** Start of Text excerpt **

Evergreen held 40% of Copperhill’s shares prior to acquiring a further 50% of the shares in that company on 11 September 2007.

11

Between 10 October 2007 and 2 December 2009 Copperhill’s seat was situated in the municipality of Åre (Sweden), which falls within the jurisdiction of Östersunds tingsrätt (District Court, Östersund), where it carried on business during that period and built a hotel.

12

For the construction of that hotel, Copperhill ordered excavation works and, inter alia, tiling in the bathrooms from two local companies, Toréns Entreprenad i Östersund AB (‘Toréns’) and Kakelmässan Norr Handelsbolag (‘Kakelmässan’).

13

On 23 March 2009, since Copperhill had suspended payments on account of financial difficulties, the Östersunds tingsrätt made a company reconstruction order (‘företagsrekonstruktion’). Under those measures, Toréns and Kakelmässan were paid only part of their claims against Copperhill. The outstanding balance of the claims was acquired by Invest i Årefjällcn i Stockholm AB (‘Invest’).

14

On 10 August 2010, Invest brought two actions against Mr Koot and Evergreen before the Östersunds tingsrätt. In support of its action against Mr Koot, Invest argued that he was required to compensate it pursuant to Article 18 of Chapter 25 of the Law on limited liability companies. The action against Evergreen was based on a ‘derogation from the principle of limited liability’ and the fact that Evergreen had ‘undertaken’ to pay Toréns and Kakelmässan or to provide Copperhill with the funds necessary to do so.

15

As regards the jurisdiction of the Östersunds tingsrätt to hear the dispute at issue, Invest claimed that the harmful event had occurred in Åre and that the damage was also sustained there. Mr Koot and Evergreen contended that, since they were both domiciled in the Netherlands, that court did not have jurisdiction to hear those disputes.

16

On 26 April 2011, the Östersunds tingsrätt decided to dismiss Invest’s actions on the ground that it did not have jurisdiction to hear the disputes concerned. According to that court, those disputes are not covered either by matters relating to contract nor to matters relating to tort, delict or quasi-delict within the meaning of Article 5(1) and (3) of Regulation No 44/2001. Therefore, in accordance with the general rule laid down in Article 2(1) thereof, those disputes should be brought before the courts of the Member State in which Mr Koot and Evergreen are domiciled.

17

Invest appealed against those decisions before the Hovrătten för Nedre Norrland requesting that that court make a request for a preliminary ruling to the Court of Justice. It then transferred its claims to ÖFAB.

18

The Hovrătten för Nedre Norrland takes the view that, in order to determine the jurisdiction of the Swedish courts to hear the dispute in the main proceedings, it is necessary to interpret Article 5(1) and (3) of Regulation No 44/2001.

19

In that connection, the referring court asks whether those provisions constitute a comprehensive derogation to Article 2 of Regulation No 44/2001 as regards actions for damages, in that Article 5(3) thereof applies if Article 5(1) does not. Furthermore, that court considers that the Court of Justice has not yet determined the issue whether actions seeking to hold a member of the board of directors of a limited company and one of its shareholders liable for the company’s debts, pursuant to Article 18 of Chapter 25 of the Law on limited companies, fall within Article 5(3) of that regulation.

** End of Text excerpt **

The tasks
a - Can you rewrite the Copperhill case excerpt starting at the words "The Hovrătten för Nedre Norrland takes" and stopping after "of that regulation.", substituting "national court" for "referring court"?
b - Could you carry on the Copperhill case excerpt past its last sentence?

** Start of Data supplied **

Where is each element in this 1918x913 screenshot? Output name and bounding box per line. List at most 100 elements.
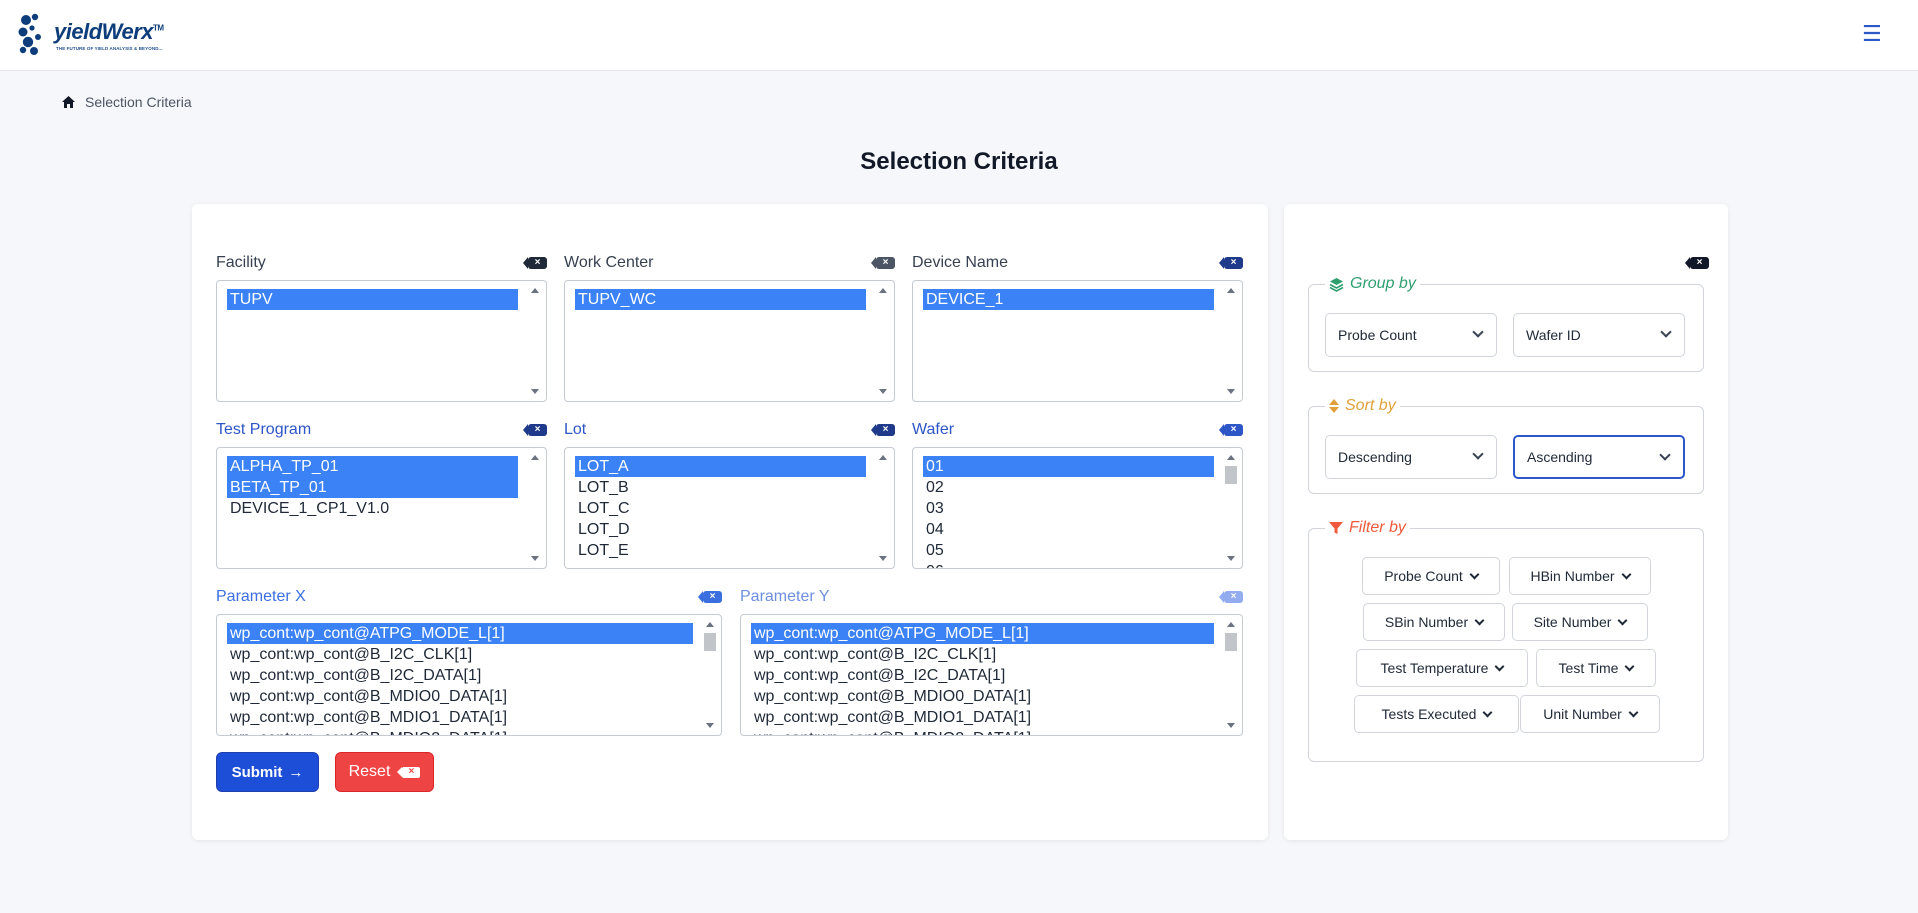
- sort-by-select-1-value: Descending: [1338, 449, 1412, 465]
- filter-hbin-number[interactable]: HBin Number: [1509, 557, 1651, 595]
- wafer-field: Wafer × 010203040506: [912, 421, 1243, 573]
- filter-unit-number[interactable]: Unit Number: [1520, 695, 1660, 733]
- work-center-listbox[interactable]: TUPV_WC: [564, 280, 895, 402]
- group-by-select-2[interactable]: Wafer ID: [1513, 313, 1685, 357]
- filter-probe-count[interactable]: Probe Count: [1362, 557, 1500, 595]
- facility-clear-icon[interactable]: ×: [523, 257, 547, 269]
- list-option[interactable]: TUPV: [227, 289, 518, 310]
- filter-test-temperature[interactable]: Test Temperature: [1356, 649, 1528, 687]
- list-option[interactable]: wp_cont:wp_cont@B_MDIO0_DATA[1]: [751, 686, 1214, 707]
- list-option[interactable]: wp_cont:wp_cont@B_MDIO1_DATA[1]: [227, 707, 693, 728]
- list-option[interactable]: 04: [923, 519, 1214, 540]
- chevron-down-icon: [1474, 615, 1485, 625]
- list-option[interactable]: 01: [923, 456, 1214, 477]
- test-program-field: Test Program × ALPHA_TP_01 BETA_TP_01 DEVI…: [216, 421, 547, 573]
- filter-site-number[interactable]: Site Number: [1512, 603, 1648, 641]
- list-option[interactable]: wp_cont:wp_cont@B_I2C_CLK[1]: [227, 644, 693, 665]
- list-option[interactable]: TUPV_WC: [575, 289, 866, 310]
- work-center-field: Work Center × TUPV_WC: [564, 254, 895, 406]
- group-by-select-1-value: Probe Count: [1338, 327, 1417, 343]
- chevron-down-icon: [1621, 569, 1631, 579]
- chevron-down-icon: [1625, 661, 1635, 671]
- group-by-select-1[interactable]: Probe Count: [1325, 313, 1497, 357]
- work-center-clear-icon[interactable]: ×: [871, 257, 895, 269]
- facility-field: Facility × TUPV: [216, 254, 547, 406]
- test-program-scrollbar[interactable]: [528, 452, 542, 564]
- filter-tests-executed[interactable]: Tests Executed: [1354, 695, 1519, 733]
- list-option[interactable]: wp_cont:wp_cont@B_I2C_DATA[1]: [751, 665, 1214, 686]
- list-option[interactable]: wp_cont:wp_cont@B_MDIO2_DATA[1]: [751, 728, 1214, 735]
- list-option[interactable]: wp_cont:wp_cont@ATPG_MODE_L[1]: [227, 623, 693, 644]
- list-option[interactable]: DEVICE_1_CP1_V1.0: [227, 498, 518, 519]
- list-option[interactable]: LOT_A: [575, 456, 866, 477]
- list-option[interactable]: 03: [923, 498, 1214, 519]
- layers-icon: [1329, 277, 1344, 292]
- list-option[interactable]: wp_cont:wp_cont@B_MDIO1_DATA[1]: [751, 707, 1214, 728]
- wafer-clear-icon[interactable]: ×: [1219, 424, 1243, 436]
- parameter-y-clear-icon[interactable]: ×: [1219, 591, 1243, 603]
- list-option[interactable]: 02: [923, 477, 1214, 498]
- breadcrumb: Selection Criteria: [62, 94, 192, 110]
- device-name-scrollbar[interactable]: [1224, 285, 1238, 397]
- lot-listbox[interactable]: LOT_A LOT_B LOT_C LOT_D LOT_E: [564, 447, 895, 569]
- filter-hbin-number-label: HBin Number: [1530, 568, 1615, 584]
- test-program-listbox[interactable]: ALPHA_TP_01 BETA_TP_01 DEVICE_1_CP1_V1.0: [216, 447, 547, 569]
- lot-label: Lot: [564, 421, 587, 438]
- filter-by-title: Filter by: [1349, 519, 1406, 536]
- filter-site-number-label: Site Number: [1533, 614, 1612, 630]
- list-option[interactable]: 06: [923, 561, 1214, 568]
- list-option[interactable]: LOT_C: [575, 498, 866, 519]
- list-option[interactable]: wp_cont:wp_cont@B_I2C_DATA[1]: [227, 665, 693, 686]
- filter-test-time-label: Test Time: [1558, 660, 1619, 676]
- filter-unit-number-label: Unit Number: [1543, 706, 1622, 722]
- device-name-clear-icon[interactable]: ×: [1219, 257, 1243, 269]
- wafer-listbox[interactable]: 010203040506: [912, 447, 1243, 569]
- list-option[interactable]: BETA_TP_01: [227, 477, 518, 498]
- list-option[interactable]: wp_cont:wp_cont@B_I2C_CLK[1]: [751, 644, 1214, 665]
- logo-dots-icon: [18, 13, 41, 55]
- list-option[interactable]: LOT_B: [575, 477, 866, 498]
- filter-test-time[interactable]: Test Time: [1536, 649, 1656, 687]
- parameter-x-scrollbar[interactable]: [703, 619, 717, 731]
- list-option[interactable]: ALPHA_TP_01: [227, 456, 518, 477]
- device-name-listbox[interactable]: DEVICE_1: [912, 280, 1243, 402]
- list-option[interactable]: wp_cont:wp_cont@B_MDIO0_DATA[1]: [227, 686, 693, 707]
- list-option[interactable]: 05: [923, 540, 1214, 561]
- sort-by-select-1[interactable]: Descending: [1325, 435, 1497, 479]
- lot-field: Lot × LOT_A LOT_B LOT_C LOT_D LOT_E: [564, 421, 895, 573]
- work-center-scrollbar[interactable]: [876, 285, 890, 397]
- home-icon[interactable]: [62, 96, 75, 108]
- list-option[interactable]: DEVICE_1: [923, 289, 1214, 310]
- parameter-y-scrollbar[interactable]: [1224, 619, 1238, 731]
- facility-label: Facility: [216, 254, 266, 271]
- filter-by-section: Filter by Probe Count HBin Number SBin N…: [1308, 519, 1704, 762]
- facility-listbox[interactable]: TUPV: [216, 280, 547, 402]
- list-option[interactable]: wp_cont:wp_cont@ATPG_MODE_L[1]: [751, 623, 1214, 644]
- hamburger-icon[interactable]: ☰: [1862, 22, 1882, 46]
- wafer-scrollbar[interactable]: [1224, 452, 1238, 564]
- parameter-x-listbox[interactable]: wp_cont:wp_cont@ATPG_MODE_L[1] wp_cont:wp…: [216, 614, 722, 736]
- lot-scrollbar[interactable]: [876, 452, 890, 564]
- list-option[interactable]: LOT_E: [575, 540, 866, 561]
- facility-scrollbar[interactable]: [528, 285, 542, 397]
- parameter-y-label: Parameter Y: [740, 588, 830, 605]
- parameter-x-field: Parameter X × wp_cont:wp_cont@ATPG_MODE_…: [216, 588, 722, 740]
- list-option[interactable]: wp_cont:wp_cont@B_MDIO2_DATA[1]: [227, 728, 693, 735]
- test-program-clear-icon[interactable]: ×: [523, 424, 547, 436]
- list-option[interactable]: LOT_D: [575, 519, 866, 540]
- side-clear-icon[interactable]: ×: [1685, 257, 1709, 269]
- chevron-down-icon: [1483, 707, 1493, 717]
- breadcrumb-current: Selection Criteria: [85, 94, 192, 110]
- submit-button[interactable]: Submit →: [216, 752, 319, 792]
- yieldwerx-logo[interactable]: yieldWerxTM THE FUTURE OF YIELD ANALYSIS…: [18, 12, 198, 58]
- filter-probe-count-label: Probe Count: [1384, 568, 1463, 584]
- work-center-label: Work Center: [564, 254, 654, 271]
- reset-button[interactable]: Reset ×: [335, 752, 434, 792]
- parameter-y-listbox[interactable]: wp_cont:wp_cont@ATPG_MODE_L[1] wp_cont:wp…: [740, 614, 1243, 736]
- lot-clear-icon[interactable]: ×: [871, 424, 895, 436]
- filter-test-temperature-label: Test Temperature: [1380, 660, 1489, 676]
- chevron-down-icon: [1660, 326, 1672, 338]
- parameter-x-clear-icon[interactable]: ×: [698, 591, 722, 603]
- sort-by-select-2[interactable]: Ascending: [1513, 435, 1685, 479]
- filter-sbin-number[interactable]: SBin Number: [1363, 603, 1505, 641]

** End of Data supplied **
** Start of Data supplied **

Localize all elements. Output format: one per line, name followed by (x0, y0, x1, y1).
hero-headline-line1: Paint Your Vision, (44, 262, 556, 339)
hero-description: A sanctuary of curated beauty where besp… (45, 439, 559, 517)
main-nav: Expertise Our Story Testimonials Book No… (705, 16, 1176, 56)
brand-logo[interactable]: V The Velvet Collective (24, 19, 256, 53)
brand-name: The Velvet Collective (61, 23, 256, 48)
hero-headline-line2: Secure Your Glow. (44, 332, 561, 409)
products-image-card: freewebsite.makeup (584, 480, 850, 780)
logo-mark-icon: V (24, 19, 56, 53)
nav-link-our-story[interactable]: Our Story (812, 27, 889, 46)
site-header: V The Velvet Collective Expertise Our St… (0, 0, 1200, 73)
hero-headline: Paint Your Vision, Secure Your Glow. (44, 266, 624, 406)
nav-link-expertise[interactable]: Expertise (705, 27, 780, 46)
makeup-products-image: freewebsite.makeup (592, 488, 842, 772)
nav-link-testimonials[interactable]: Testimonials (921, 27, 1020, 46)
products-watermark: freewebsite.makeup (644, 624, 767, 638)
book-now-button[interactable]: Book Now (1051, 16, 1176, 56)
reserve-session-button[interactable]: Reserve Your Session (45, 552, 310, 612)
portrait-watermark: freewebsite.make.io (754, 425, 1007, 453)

** End of Data supplied **

Solved problems
a -
The Hovrătten för Nedre Norrland takes the view that, in order to determine the jurisdiction of the Swedish courts to hear the dispute in the main proceedings, it is necessary to interpret Article 5(1) and (3) of Regulation No 44/2001.

19

In that connection, the national court asks whether those provisions constitute a comprehensive derogation to Article 2 of Regulation No 44/2001 as regards actions for damages, in that Article 5(3) thereof applies if Article 5(1) does not. Furthermore, that court considers that the Court of Justice has not yet determined the issue whether actions seeking to hold a member of the board of directors of a limited company and one of its shareholders liable for the company’s debts, pursuant to Article 18 of Chapter 25 of the Law on limited companies, fall within Article 5(3) of that regulation.

b -
20

As regards the derogation from the principle of limited liability, the referring court states that, according to the case-law of the Högsta domstolen (Supreme Court), the shareholders of a limited company may, in exceptional circumstances, be liable for its debts. Among the factors likely to be relevant in that regard may be unfair or improper conduct by the shareholders, undercapitalisation and the fact that that company did not serve any commercial purpose.

21

In the light of those considerations the Hovrătten för Nedre Norrland decided to stay the proceedings and to refer to the Court the following questions for a preliminary ruling:

‘(1)

Are Articles 5(1) and 5(3) of [Regulation No 44/2001] to be interpreted in such a way that they constitute a comprehensive derogation from the main rule of Article 2 in compensation disputes?

(2)

Is the term “matters relating to tort, delict or quasi-delict” in Article 5(3) of [Regulation No 44/2001] to be interpreted in such a way that the provision covers the action of a creditor against a director of a company if the action seeks to hold the director liable for the company’s debts where the director has failed to make formal arrangements to monitor the company’s financial situation and instead has continued to carry on the business of the company and has burdened it with further debts?

(3)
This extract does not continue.